→ Provided records

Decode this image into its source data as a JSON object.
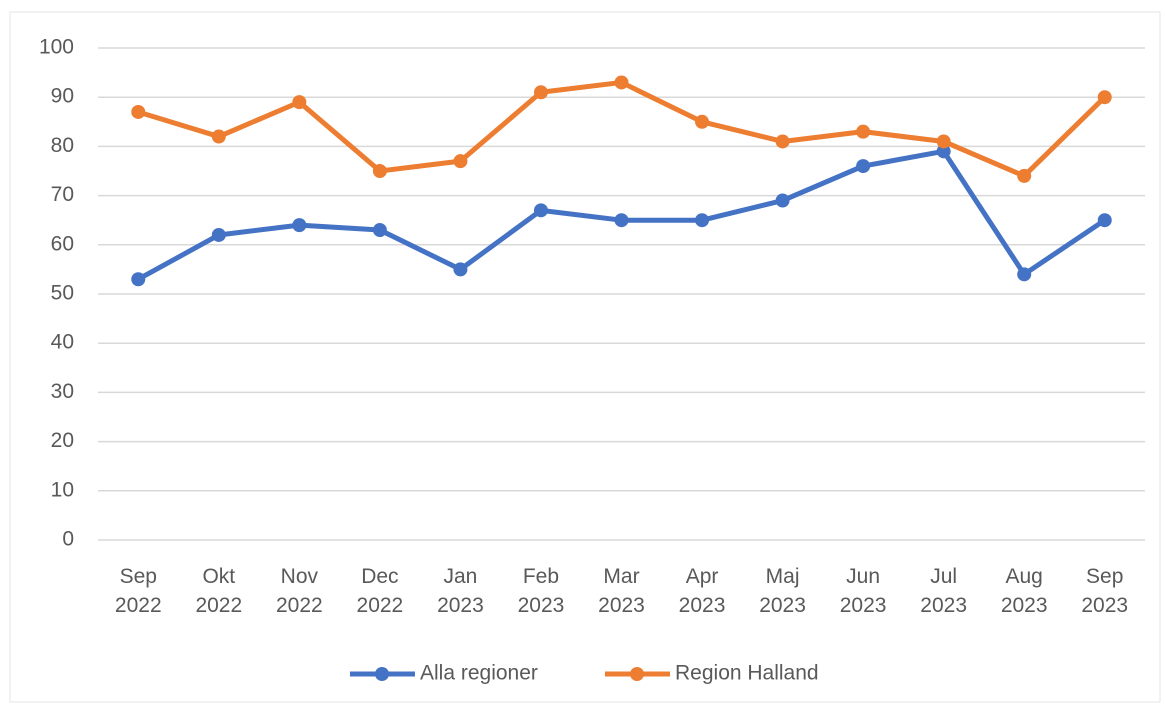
{
  "chart_data": {
    "type": "line",
    "categories": [
      "Sep 2022",
      "Okt 2022",
      "Nov 2022",
      "Dec 2022",
      "Jan 2023",
      "Feb 2023",
      "Mar 2023",
      "Apr 2023",
      "Maj 2023",
      "Jun 2023",
      "Jul 2023",
      "Aug 2023",
      "Sep 2023"
    ],
    "series": [
      {
        "name": "Alla regioner",
        "color": "#4472c4",
        "values": [
          53,
          62,
          64,
          63,
          55,
          67,
          65,
          65,
          69,
          76,
          79,
          54,
          65
        ]
      },
      {
        "name": "Region Halland",
        "color": "#ed7d31",
        "values": [
          87,
          82,
          89,
          75,
          77,
          91,
          93,
          85,
          81,
          83,
          81,
          74,
          90
        ]
      }
    ],
    "ylim": [
      0,
      100
    ],
    "yticks": [
      0,
      10,
      20,
      30,
      40,
      50,
      60,
      70,
      80,
      90,
      100
    ],
    "grid": true,
    "legend": "bottom"
  }
}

→ Task
Leave the pictures out and write out every entry exactly as given.

→ Answer below
Decode this image into its source data as a JSON object.
{
  "chart_data": {
    "type": "line",
    "categories": [
      "Sep 2022",
      "Okt 2022",
      "Nov 2022",
      "Dec 2022",
      "Jan 2023",
      "Feb 2023",
      "Mar 2023",
      "Apr 2023",
      "Maj 2023",
      "Jun 2023",
      "Jul 2023",
      "Aug 2023",
      "Sep 2023"
    ],
    "series": [
      {
        "name": "Alla regioner",
        "color": "#4472c4",
        "values": [
          53,
          62,
          64,
          63,
          55,
          67,
          65,
          65,
          69,
          76,
          79,
          54,
          65
        ]
      },
      {
        "name": "Region Halland",
        "color": "#ed7d31",
        "values": [
          87,
          82,
          89,
          75,
          77,
          91,
          93,
          85,
          81,
          83,
          81,
          74,
          90
        ]
      }
    ],
    "ylim": [
      0,
      100
    ],
    "yticks": [
      0,
      10,
      20,
      30,
      40,
      50,
      60,
      70,
      80,
      90,
      100
    ],
    "grid": true,
    "legend": "bottom"
  }
}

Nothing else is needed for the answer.